### Supplied material ###
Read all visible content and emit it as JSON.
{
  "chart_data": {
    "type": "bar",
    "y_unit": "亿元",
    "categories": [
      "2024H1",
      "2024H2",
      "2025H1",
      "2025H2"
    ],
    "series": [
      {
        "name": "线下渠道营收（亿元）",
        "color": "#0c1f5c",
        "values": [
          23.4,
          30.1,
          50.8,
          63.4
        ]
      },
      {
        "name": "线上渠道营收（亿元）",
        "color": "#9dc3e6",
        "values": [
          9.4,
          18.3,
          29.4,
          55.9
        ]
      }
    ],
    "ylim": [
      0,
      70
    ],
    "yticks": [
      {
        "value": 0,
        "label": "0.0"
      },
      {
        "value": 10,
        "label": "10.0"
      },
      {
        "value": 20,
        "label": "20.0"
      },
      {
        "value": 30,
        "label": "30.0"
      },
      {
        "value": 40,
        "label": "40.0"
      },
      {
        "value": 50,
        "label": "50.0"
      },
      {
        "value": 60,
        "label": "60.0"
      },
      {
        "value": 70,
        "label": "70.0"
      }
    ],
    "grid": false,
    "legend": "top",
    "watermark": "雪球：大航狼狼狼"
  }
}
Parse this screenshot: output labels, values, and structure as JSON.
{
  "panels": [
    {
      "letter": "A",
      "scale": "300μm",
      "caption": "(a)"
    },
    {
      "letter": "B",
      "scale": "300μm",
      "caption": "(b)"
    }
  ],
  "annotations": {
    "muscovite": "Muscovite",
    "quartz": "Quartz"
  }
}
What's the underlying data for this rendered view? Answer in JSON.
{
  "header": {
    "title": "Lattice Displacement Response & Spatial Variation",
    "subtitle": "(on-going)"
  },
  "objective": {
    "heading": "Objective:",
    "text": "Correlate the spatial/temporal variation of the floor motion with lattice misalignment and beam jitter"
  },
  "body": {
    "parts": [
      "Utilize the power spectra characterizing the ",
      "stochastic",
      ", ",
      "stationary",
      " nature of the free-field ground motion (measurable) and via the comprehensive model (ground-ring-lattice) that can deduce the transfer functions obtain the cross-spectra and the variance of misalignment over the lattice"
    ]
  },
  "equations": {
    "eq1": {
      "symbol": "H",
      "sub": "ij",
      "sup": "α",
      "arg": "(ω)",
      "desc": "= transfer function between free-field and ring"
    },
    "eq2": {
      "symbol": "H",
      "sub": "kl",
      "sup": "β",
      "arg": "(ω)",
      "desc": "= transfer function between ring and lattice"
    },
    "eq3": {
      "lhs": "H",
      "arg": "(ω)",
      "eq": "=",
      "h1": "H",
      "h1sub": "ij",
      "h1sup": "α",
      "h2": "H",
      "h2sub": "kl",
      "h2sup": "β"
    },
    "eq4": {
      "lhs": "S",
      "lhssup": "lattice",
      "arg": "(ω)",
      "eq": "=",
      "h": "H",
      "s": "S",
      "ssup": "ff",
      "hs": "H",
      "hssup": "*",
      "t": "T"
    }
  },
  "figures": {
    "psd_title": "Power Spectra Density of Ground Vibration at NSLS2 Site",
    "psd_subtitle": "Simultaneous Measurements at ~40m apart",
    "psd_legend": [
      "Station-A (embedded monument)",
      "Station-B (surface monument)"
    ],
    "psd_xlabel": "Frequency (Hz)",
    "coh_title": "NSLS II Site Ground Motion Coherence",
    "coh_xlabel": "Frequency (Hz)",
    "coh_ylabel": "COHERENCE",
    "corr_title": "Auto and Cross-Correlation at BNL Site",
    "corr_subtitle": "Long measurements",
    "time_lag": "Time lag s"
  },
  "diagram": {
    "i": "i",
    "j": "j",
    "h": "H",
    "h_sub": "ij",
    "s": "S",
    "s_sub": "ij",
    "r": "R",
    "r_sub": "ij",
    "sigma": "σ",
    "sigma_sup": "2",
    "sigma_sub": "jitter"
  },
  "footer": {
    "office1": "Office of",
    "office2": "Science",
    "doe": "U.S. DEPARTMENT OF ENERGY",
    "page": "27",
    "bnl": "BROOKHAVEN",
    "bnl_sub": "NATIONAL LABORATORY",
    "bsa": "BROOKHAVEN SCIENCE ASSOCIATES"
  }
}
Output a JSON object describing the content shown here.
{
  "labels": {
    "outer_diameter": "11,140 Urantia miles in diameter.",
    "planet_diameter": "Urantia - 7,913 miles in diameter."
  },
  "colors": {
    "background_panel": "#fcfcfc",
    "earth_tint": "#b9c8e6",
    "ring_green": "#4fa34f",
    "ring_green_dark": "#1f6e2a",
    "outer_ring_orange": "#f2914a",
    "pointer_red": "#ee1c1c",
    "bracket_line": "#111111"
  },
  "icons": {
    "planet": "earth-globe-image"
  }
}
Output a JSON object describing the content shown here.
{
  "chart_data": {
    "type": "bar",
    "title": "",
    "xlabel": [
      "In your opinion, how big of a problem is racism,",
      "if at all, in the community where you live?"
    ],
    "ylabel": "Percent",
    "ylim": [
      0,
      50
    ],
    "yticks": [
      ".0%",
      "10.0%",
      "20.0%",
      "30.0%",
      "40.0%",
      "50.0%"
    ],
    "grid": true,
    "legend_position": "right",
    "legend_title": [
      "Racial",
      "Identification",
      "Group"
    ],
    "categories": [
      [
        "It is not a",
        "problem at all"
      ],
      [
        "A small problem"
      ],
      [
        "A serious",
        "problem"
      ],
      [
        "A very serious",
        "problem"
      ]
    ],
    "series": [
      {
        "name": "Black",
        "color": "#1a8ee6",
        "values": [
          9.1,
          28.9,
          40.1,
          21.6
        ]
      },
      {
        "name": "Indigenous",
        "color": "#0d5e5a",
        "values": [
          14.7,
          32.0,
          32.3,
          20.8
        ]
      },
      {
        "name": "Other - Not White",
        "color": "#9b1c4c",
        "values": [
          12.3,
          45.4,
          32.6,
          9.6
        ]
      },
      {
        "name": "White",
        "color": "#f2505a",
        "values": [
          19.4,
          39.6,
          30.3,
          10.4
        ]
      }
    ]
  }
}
###
* [Exercise details]:
Print out the whole listing exactly as it appears.

* [Completed task]:
Read all visible content and emit it as JSON.
{
  "chart_data": {
    "type": "bar",
    "y_unit": "亿元",
    "categories": [
      "2024H1",
      "2024H2",
      "2025H1",
      "2025H2"
    ],
    "series": [
      {
        "name": "线下渠道营收（亿元）",
        "color": "#0c1f5c",
        "values": [
          23.4,
          30.1,
          50.8,
          63.4
        ]
      },
      {
        "name": "线上渠道营收（亿元）",
        "color": "#9dc3e6",
        "values": [
          9.4,
          18.3,
          29.4,
          55.9
        ]
      }
    ],
    "ylim": [
      0,
      70
    ],
    "yticks": [
      {
        "value": 0,
        "label": "0.0"
      },
      {
        "value": 10,
        "label": "10.0"
      },
      {
        "value": 20,
        "label": "20.0"
      },
      {
        "value": 30,
        "label": "30.0"
      },
      {
        "value": 40,
        "label": "40.0"
      },
      {
        "value": 50,
        "label": "50.0"
      },
      {
        "value": 60,
        "label": "60.0"
      },
      {
        "value": 70,
        "label": "70.0"
      }
    ],
    "grid": false,
    "legend": "top",
    "watermark": "雪球：大航狼狼狼"
  }
}
Parse this screenshot: output labels, values, and structure as JSON.
{
  "panels": [
    {
      "letter": "A",
      "scale": "300μm",
      "caption": "(a)"
    },
    {
      "letter": "B",
      "scale": "300μm",
      "caption": "(b)"
    }
  ],
  "annotations": {
    "muscovite": "Muscovite",
    "quartz": "Quartz"
  }
}
What's the underlying data for this rendered view? Answer in JSON.
{
  "header": {
    "title": "Lattice Displacement Response & Spatial Variation",
    "subtitle": "(on-going)"
  },
  "objective": {
    "heading": "Objective:",
    "text": "Correlate the spatial/temporal variation of the floor motion with lattice misalignment and beam jitter"
  },
  "body": {
    "parts": [
      "Utilize the power spectra characterizing the ",
      "stochastic",
      ", ",
      "stationary",
      " nature of the free-field ground motion (measurable) and via the comprehensive model (ground-ring-lattice) that can deduce the transfer functions obtain the cross-spectra and the variance of misalignment over the lattice"
    ]
  },
  "equations": {
    "eq1": {
      "symbol": "H",
      "sub": "ij",
      "sup": "α",
      "arg": "(ω)",
      "desc": "= transfer function between free-field and ring"
    },
    "eq2": {
      "symbol": "H",
      "sub": "kl",
      "sup": "β",
      "arg": "(ω)",
      "desc": "= transfer function between ring and lattice"
    },
    "eq3": {
      "lhs": "H",
      "arg": "(ω)",
      "eq": "=",
      "h1": "H",
      "h1sub": "ij",
      "h1sup": "α",
      "h2": "H",
      "h2sub": "kl",
      "h2sup": "β"
    },
    "eq4": {
      "lhs": "S",
      "lhssup": "lattice",
      "arg": "(ω)",
      "eq": "=",
      "h": "H",
      "s": "S",
      "ssup": "ff",
      "hs": "H",
      "hssup": "*",
      "t": "T"
    }
  },
  "figures": {
    "psd_title": "Power Spectra Density of Ground Vibration at NSLS2 Site",
    "psd_subtitle": "Simultaneous Measurements at ~40m apart",
    "psd_legend": [
      "Station-A (embedded monument)",
      "Station-B (surface monument)"
    ],
    "psd_xlabel": "Frequency (Hz)",
    "coh_title": "NSLS II Site Ground Motion Coherence",
    "coh_xlabel": "Frequency (Hz)",
    "coh_ylabel": "COHERENCE",
    "corr_title": "Auto and Cross-Correlation at BNL Site",
    "corr_subtitle": "Long measurements",
    "time_lag": "Time lag s"
  },
  "diagram": {
    "i": "i",
    "j": "j",
    "h": "H",
    "h_sub": "ij",
    "s": "S",
    "s_sub": "ij",
    "r": "R",
    "r_sub": "ij",
    "sigma": "σ",
    "sigma_sup": "2",
    "sigma_sub": "jitter"
  },
  "footer": {
    "office1": "Office of",
    "office2": "Science",
    "doe": "U.S. DEPARTMENT OF ENERGY",
    "page": "27",
    "bnl": "BROOKHAVEN",
    "bnl_sub": "NATIONAL LABORATORY",
    "bsa": "BROOKHAVEN SCIENCE ASSOCIATES"
  }
}
Output a JSON object describing the content shown here.
{
  "labels": {
    "outer_diameter": "11,140 Urantia miles in diameter.",
    "planet_diameter": "Urantia - 7,913 miles in diameter."
  },
  "colors": {
    "background_panel": "#fcfcfc",
    "earth_tint": "#b9c8e6",
    "ring_green": "#4fa34f",
    "ring_green_dark": "#1f6e2a",
    "outer_ring_orange": "#f2914a",
    "pointer_red": "#ee1c1c",
    "bracket_line": "#111111"
  },
  "icons": {
    "planet": "earth-globe-image"
  }
}
Output a JSON object describing the content shown here.
{
  "chart_data": {
    "type": "bar",
    "title": "",
    "xlabel": [
      "In your opinion, how big of a problem is racism,",
      "if at all, in the community where you live?"
    ],
    "ylabel": "Percent",
    "ylim": [
      0,
      50
    ],
    "yticks": [
      ".0%",
      "10.0%",
      "20.0%",
      "30.0%",
      "40.0%",
      "50.0%"
    ],
    "grid": true,
    "legend_position": "right",
    "legend_title": [
      "Racial",
      "Identification",
      "Group"
    ],
    "categories": [
      [
        "It is not a",
        "problem at all"
      ],
      [
        "A small problem"
      ],
      [
        "A serious",
        "problem"
      ],
      [
        "A very serious",
        "problem"
      ]
    ],
    "series": [
      {
        "name": "Black",
        "color": "#1a8ee6",
        "values": [
          9.1,
          28.9,
          40.1,
          21.6
        ]
      },
      {
        "name": "Indigenous",
        "color": "#0d5e5a",
        "values": [
          14.7,
          32.0,
          32.3,
          20.8
        ]
      },
      {
        "name": "Other - Not White",
        "color": "#9b1c4c",
        "values": [
          12.3,
          45.4,
          32.6,
          9.6
        ]
      },
      {
        "name": "White",
        "color": "#f2505a",
        "values": [
          19.4,
          39.6,
          30.3,
          10.4
        ]
      }
    ]
  }
}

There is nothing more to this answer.